*Goal*. Copy out the records precisely, omitting pictures.

*Input material*.
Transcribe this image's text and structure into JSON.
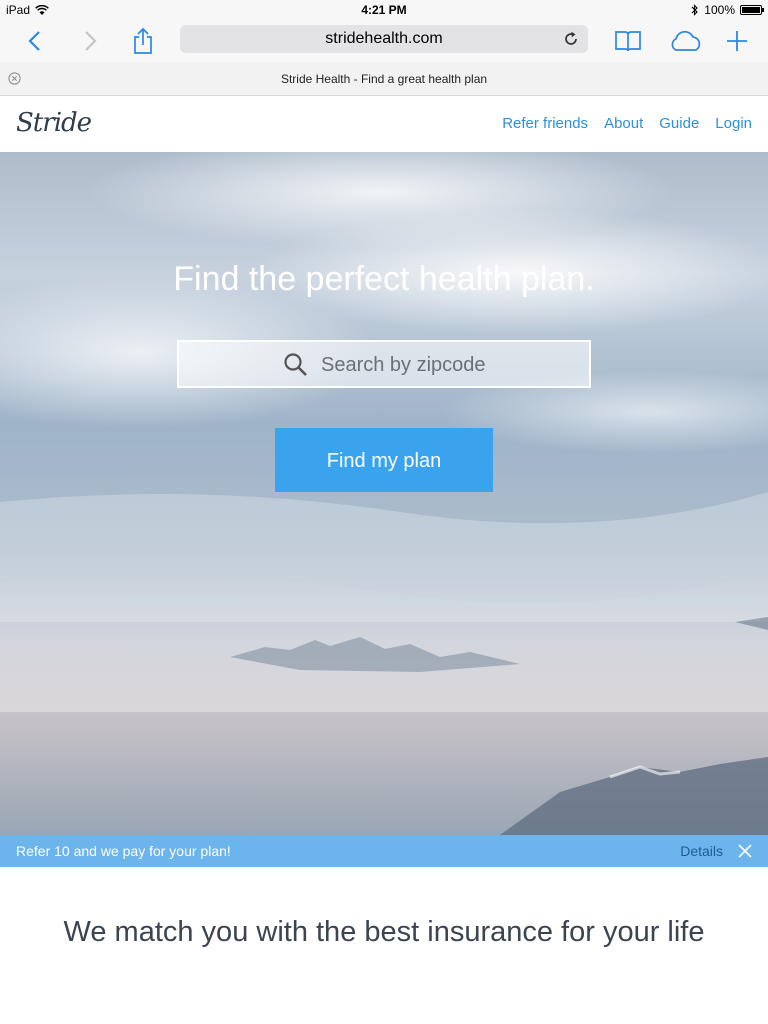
{
  "status_bar": {
    "device": "iPad",
    "time": "4:21 PM",
    "battery": "100%",
    "battery_level": 1.0
  },
  "browser": {
    "url": "stridehealth.com",
    "tab_title": "Stride Health - Find a great health plan",
    "icons": [
      "back-icon",
      "forward-icon",
      "share-icon",
      "reload-icon",
      "bookmarks-icon",
      "cloud-tabs-icon",
      "new-tab-icon",
      "tab-close-icon"
    ]
  },
  "site": {
    "logo": "Stride",
    "nav": [
      {
        "label": "Refer friends"
      },
      {
        "label": "About"
      },
      {
        "label": "Guide"
      },
      {
        "label": "Login"
      }
    ]
  },
  "hero": {
    "title": "Find the perfect health plan.",
    "search_placeholder": "Search by zipcode",
    "cta_label": "Find my plan"
  },
  "banner": {
    "message": "Refer 10 and we pay for your plan!",
    "details_label": "Details"
  },
  "tagline": "We match you with the best insurance for your life",
  "colors": {
    "accent": "#3aa3ee",
    "link": "#2f8fd8",
    "banner": "#6cb4ec"
  }
}
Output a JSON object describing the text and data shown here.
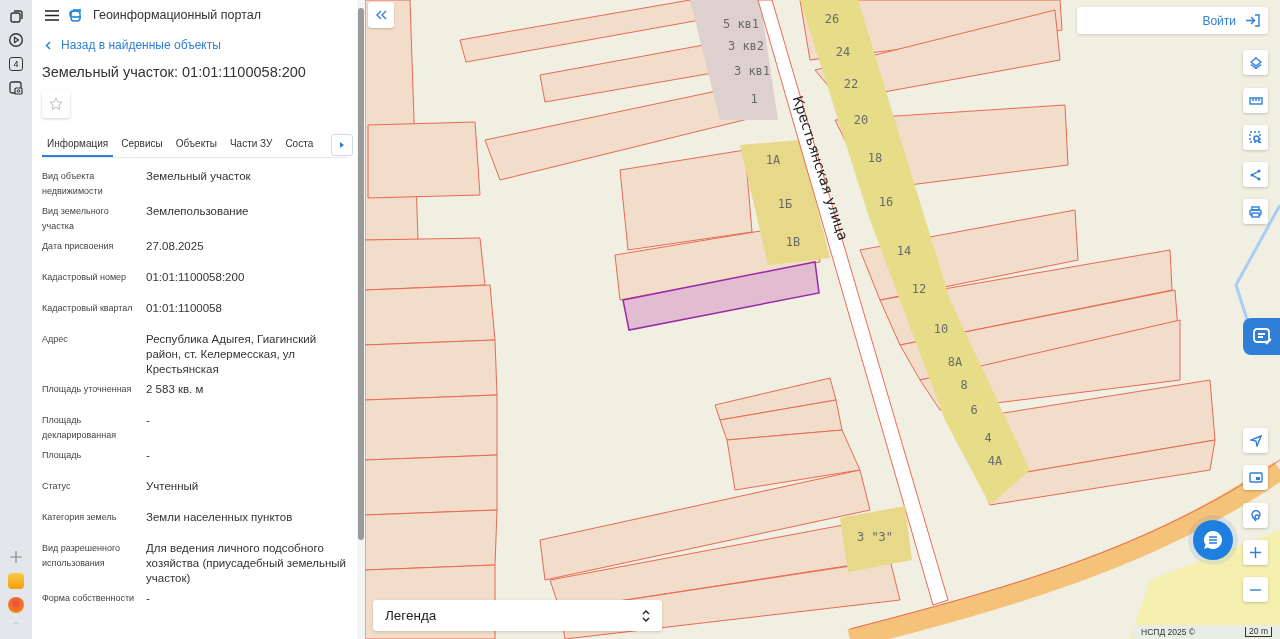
{
  "rail": {
    "key_label": "4"
  },
  "header": {
    "title": "Геоинформационный портал"
  },
  "back_link": "Назад в найденные объекты",
  "object_title": "Земельный участок: 01:01:1100058:200",
  "tabs": [
    {
      "label": "Информация",
      "selected": true
    },
    {
      "label": "Сервисы",
      "selected": false
    },
    {
      "label": "Объекты",
      "selected": false
    },
    {
      "label": "Части ЗУ",
      "selected": false
    },
    {
      "label": "Соста",
      "selected": false
    }
  ],
  "fields": [
    {
      "label": "Вид объекта недвижимости",
      "value": "Земельный участок"
    },
    {
      "label": "Вид земельного участка",
      "value": "Землепользование"
    },
    {
      "label": "Дата присвоения",
      "value": "27.08.2025"
    },
    {
      "label": "Кадастровый номер",
      "value": "01:01:1100058:200"
    },
    {
      "label": "Кадастровый квартал",
      "value": "01:01:1100058"
    },
    {
      "label": "Адрес",
      "value": "Республика Адыгея, Гиагинский район, ст. Келермесская, ул Крестьянская"
    },
    {
      "label": "Площадь уточненная",
      "value": "2 583 кв. м"
    },
    {
      "label": "Площадь декларированная",
      "value": "-"
    },
    {
      "label": "Площадь",
      "value": "-"
    },
    {
      "label": "Статус",
      "value": "Учтенный"
    },
    {
      "label": "Категория земель",
      "value": "Земли населенных пунктов"
    },
    {
      "label": "Вид разрешенного использования",
      "value": "Для ведения личного подсобного хозяйства (приусадебный земельный участок)"
    },
    {
      "label": "Форма собственности",
      "value": "-"
    }
  ],
  "map": {
    "street": "Крестьянская улица",
    "house_numbers": [
      "5 кв1",
      "3 кв2",
      "3 кв1",
      "1",
      "1А",
      "1Б",
      "1В",
      "26",
      "24",
      "22",
      "20",
      "18",
      "16",
      "14",
      "12",
      "10",
      "8А",
      "8",
      "6",
      "4",
      "4А",
      "3 \"3\""
    ],
    "login": "Войти",
    "legend": "Легенда",
    "attribution": "НСПД 2025 ©",
    "scale": "20 m"
  }
}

*Full output*.
Transcribe this image's text and structure into JSON.
{
  "status_bar": {
    "device": "iPad",
    "time": "4:21 PM",
    "battery": "100%",
    "battery_level": 1.0
  },
  "browser": {
    "url": "stridehealth.com",
    "tab_title": "Stride Health - Find a great health plan",
    "icons": [
      "back-icon",
      "forward-icon",
      "share-icon",
      "reload-icon",
      "bookmarks-icon",
      "cloud-tabs-icon",
      "new-tab-icon",
      "tab-close-icon"
    ]
  },
  "site": {
    "logo": "Stride",
    "nav": [
      {
        "label": "Refer friends"
      },
      {
        "label": "About"
      },
      {
        "label": "Guide"
      },
      {
        "label": "Login"
      }
    ]
  },
  "hero": {
    "title": "Find the perfect health plan.",
    "search_placeholder": "Search by zipcode",
    "cta_label": "Find my plan"
  },
  "banner": {
    "message": "Refer 10 and we pay for your plan!",
    "details_label": "Details"
  },
  "tagline": "We match you with the best insurance for your life",
  "colors": {
    "accent": "#3aa3ee",
    "link": "#2f8fd8",
    "banner": "#6cb4ec"
  }
}
Output a JSON object describing the text and data shown here.
{
  "rail": {
    "key_label": "4"
  },
  "header": {
    "title": "Геоинформационный портал"
  },
  "back_link": "Назад в найденные объекты",
  "object_title": "Земельный участок: 01:01:1100058:200",
  "tabs": [
    {
      "label": "Информация",
      "selected": true
    },
    {
      "label": "Сервисы",
      "selected": false
    },
    {
      "label": "Объекты",
      "selected": false
    },
    {
      "label": "Части ЗУ",
      "selected": false
    },
    {
      "label": "Соста",
      "selected": false
    }
  ],
  "fields": [
    {
      "label": "Вид объекта недвижимости",
      "value": "Земельный участок"
    },
    {
      "label": "Вид земельного участка",
      "value": "Землепользование"
    },
    {
      "label": "Дата присвоения",
      "value": "27.08.2025"
    },
    {
      "label": "Кадастровый номер",
      "value": "01:01:1100058:200"
    },
    {
      "label": "Кадастровый квартал",
      "value": "01:01:1100058"
    },
    {
      "label": "Адрес",
      "value": "Республика Адыгея, Гиагинский район, ст. Келермесская, ул Крестьянская"
    },
    {
      "label": "Площадь уточненная",
      "value": "2 583 кв. м"
    },
    {
      "label": "Площадь декларированная",
      "value": "-"
    },
    {
      "label": "Площадь",
      "value": "-"
    },
    {
      "label": "Статус",
      "value": "Учтенный"
    },
    {
      "label": "Категория земель",
      "value": "Земли населенных пунктов"
    },
    {
      "label": "Вид разрешенного использования",
      "value": "Для ведения личного подсобного хозяйства (приусадебный земельный участок)"
    },
    {
      "label": "Форма собственности",
      "value": "-"
    }
  ],
  "map": {
    "street": "Крестьянская улица",
    "house_numbers": [
      "5 кв1",
      "3 кв2",
      "3 кв1",
      "1",
      "1А",
      "1Б",
      "1В",
      "26",
      "24",
      "22",
      "20",
      "18",
      "16",
      "14",
      "12",
      "10",
      "8А",
      "8",
      "6",
      "4",
      "4А",
      "3 \"3\""
    ],
    "login": "Войти",
    "legend": "Легенда",
    "attribution": "НСПД 2025 ©",
    "scale": "20 m"
  }
}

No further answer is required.